◆ DATA PROVIDED
— start —

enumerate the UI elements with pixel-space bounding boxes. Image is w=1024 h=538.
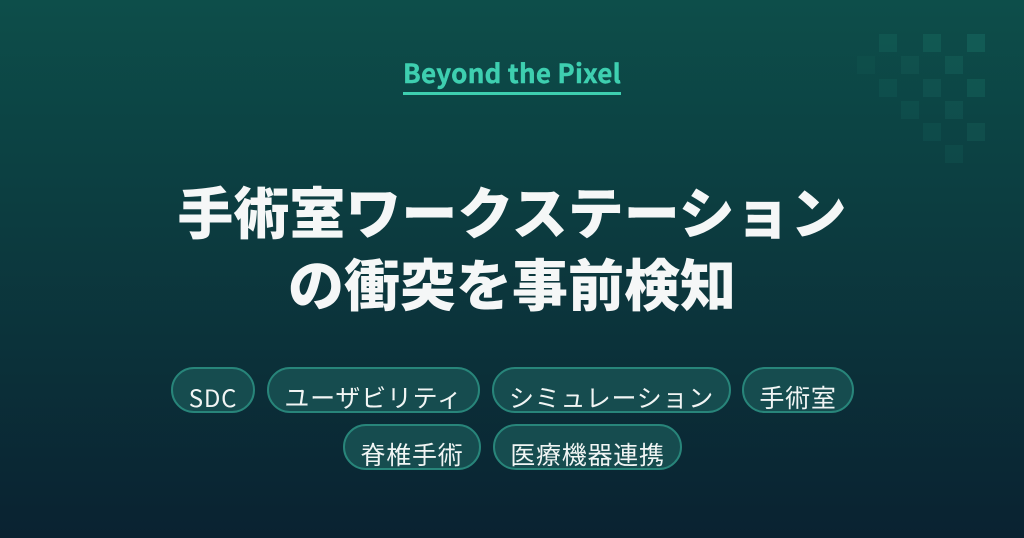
tag: SDC: SDC [189, 379, 237, 413]
decorative pixel pattern [879, 34, 985, 141]
tag: 医療機器連携 [493, 424, 682, 470]
tag: 脊椎手術 [343, 424, 481, 470]
tag: ユーザビリティ [267, 367, 480, 413]
title: の衝突を事前検知 [288, 242, 736, 323]
brand label: Beyond the Pixel: Beyond the Pixel [403, 54, 621, 91]
title [177, 170, 847, 323]
title: 手術室ワークステーション [177, 170, 847, 251]
tag: 手術室 [742, 367, 854, 413]
tag: SDC [171, 367, 255, 413]
tag: シミュレーション [492, 367, 731, 413]
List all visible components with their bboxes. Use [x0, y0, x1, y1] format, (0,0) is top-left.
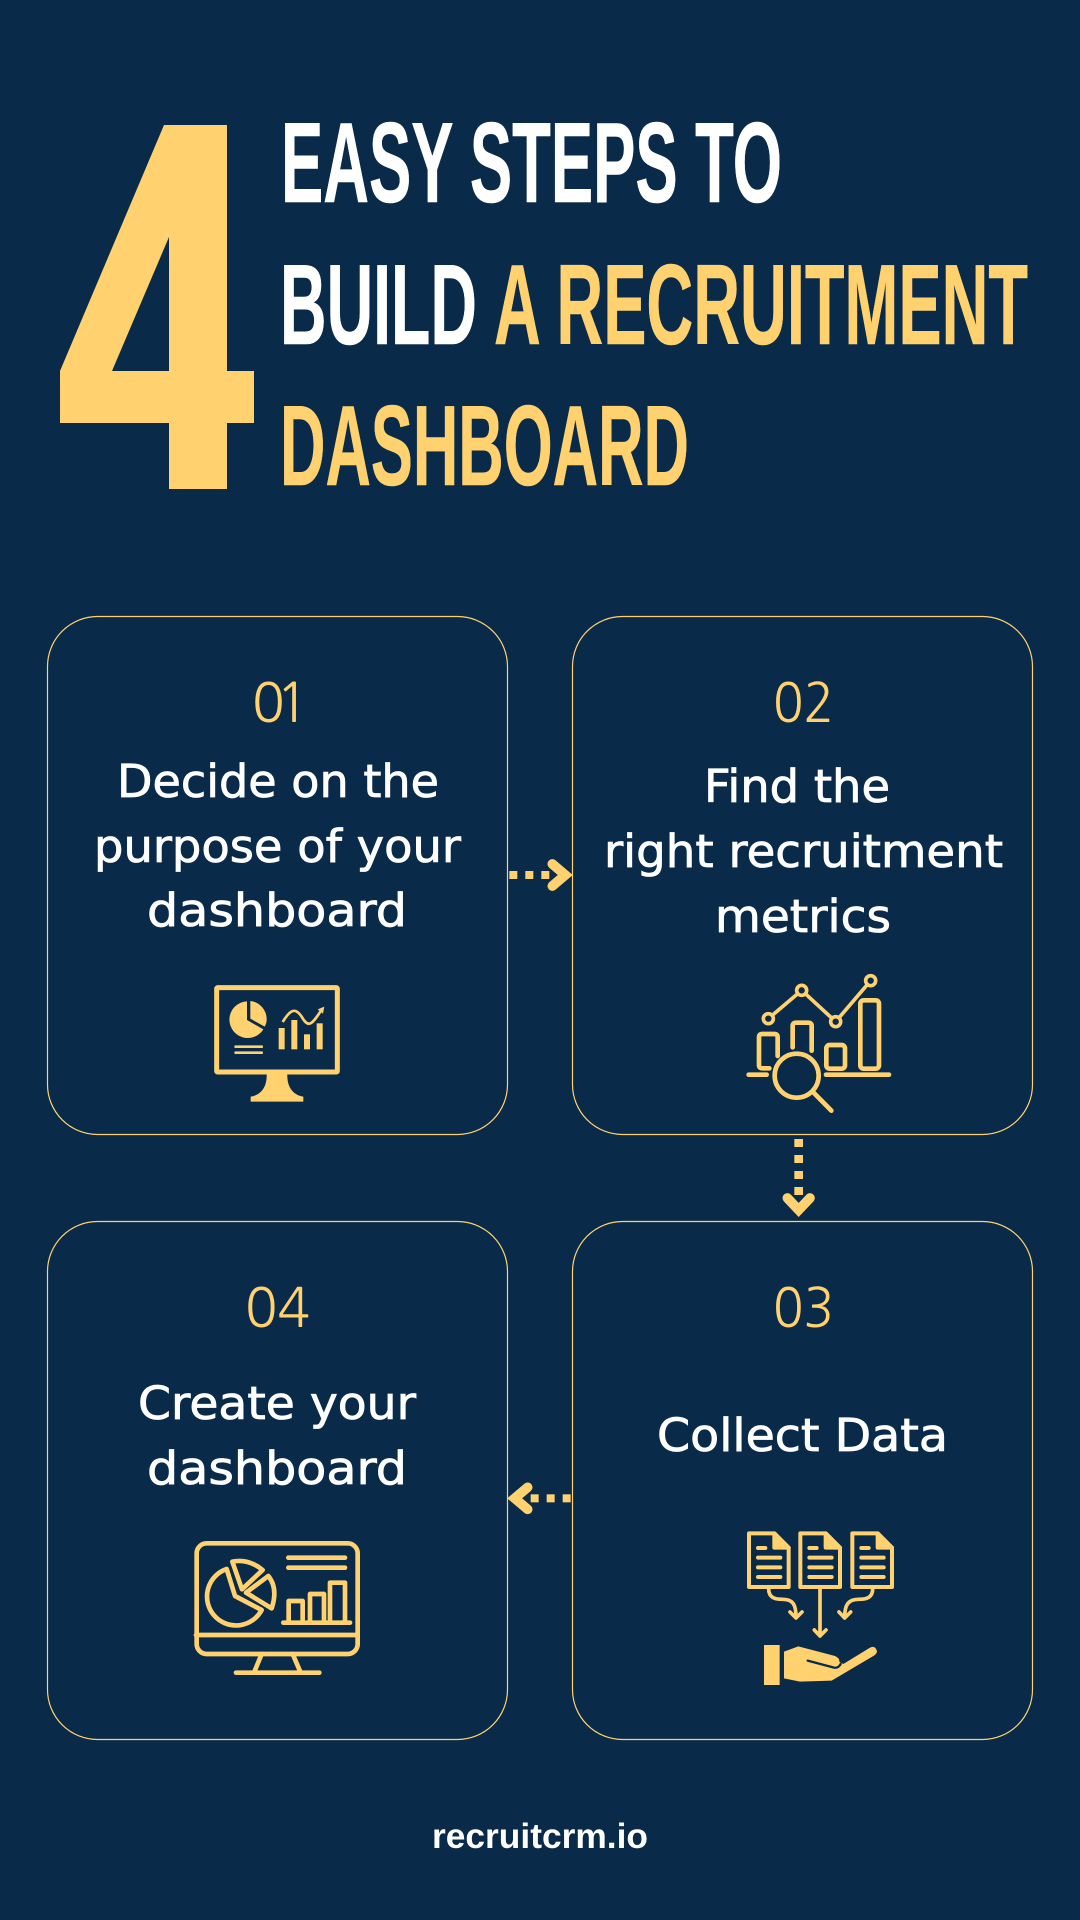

— end —

◆ WHAT THIS TASK INVOLVES
Copy the data from its first line through the line containing "tag: ユーザビリティ [267, 367, 480, 413]", both included, with "pixel-space" changed to "pixel-coordinate" and everything else left as it is. Omit the pictures.

◆ CORRECT RESPONSE
enumerate the UI elements with pixel-coordinate bounding boxes. Image is w=1024 h=538.
tag: SDC: SDC [189, 379, 237, 413]
decorative pixel pattern [879, 34, 985, 141]
tag: 医療機器連携 [493, 424, 682, 470]
tag: 脊椎手術 [343, 424, 481, 470]
tag: ユーザビリティ [267, 367, 480, 413]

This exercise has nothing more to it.